TASK DETAILS: Extract all of the entries and give them again, word for word.

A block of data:
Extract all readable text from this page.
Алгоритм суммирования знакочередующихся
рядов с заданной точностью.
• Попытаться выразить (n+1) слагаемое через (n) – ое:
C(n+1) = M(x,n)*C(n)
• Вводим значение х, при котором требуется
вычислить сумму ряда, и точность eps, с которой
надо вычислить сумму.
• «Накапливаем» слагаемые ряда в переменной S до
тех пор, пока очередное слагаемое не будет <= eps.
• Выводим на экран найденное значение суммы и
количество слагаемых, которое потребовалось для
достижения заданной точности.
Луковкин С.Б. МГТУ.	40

SOLUTION TO THE PROBLEM:
Extract all readable text from this page.
Алгоритм суммирования знакочередующихся
рядов с заданной точностью.
• Попытаться выразить (n+1) слагаемое через (n) – ое:
C(n+1) = M(x,n)*C(n)
• Вводим значение х, при котором требуется
вычислить сумму ряда, и точность eps, с которой
надо вычислить сумму.
• «Накапливаем» слагаемые ряда в переменной S до
тех пор, пока очередное слагаемое не будет <= eps.
• Выводим на экран найденное значение суммы и
количество слагаемых, которое потребовалось для
достижения заданной точности.
Луковкин С.Б. МГТУ.	40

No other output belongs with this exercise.